## Task objective
Take each line that has the word "思想建设" and return it.

## Records for the task

----

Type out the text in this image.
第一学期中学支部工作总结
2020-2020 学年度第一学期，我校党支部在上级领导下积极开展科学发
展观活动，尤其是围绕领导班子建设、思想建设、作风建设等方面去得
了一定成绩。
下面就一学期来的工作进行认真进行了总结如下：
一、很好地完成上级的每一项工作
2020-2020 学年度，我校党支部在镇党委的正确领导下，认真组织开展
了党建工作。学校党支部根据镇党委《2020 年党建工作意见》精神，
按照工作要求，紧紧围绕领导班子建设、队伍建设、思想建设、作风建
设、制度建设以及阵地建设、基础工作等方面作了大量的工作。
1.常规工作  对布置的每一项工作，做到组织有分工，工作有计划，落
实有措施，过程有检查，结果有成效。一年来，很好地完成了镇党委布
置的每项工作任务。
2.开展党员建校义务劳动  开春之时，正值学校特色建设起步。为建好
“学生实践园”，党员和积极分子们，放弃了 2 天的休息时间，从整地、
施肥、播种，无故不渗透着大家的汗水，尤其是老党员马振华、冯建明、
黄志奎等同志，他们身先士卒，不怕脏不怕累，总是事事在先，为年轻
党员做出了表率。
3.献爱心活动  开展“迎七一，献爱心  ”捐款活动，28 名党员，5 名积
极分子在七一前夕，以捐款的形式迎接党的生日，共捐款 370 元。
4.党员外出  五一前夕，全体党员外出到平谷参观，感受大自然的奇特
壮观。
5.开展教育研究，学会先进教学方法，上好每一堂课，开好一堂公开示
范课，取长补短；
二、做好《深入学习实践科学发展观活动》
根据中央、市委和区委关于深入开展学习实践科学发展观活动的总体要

----

## Solved problem
展观活动，尤其是围绕领导班子建设、思想建设、作风建设等方面去得
按照工作要求，紧紧围绕领导班子建设、队伍建设、思想建设、作风建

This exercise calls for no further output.